* What is asked
Output a single figure: the number of lines in which the word "Cell" appears.

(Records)
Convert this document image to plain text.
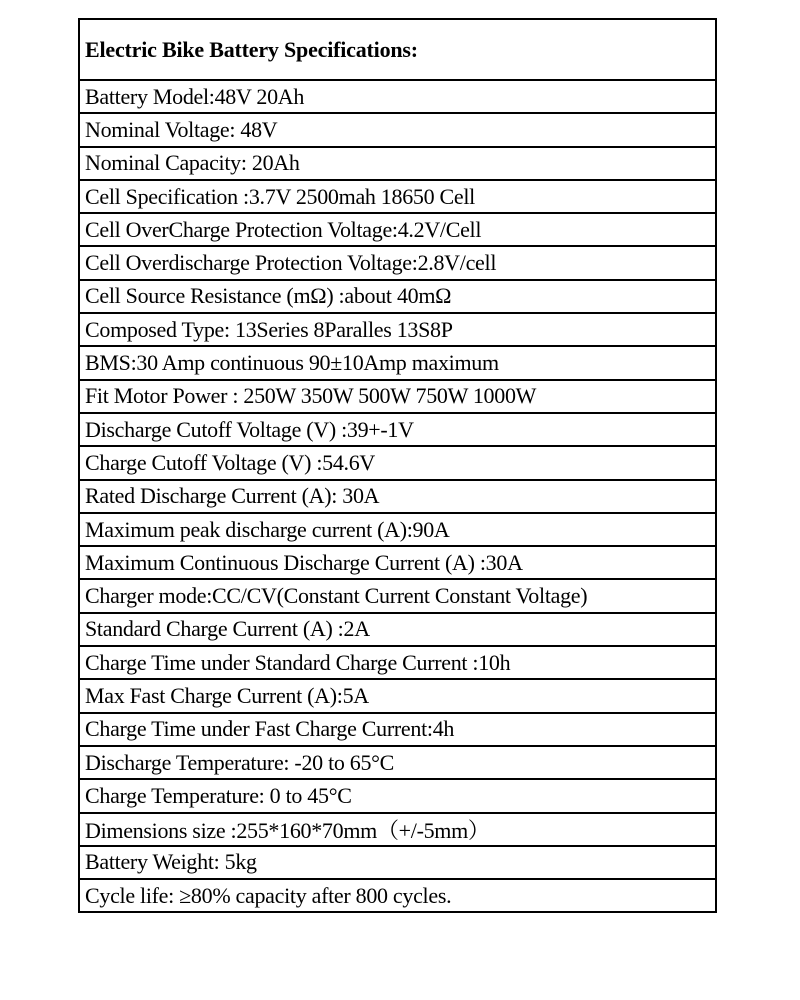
Electric Bike Battery Specifications:
Battery Model:48V 20Ah
Nominal Voltage: 48V
Nominal Capacity: 20Ah
Cell Specification :3.7V 2500mah 18650 Cell
Cell OverCharge Protection Voltage:4.2V/Cell
Cell Overdischarge Protection Voltage:2.8V/cell
Cell Source Resistance (mΩ) :about 40mΩ
Composed Type: 13Series 8Paralles 13S8P
BMS:30 Amp continuous 90±10Amp maximum
Fit Motor Power : 250W 350W 500W 750W 1000W
Discharge Cutoff Voltage (V) :39+-1V
Charge Cutoff Voltage (V) :54.6V
Rated Discharge Current (A): 30A
Maximum peak discharge current (A):90A
Maximum Continuous Discharge Current (A) :30A
Charger mode:CC/CV(Constant Current Constant Voltage)
Standard Charge Current (A) :2A
Charge Time under Standard Charge Current :10h
Max Fast Charge Current (A):5A
Charge Time under Fast Charge Current:4h
Discharge Temperature: -20 to 65°C
Charge Temperature: 0 to 45°C
Dimensions size :255*160*70mm（+/-5mm）
Battery Weight: 5kg
Cycle life: ≥80% capacity after 800 cycles.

* Answer to this exercise
4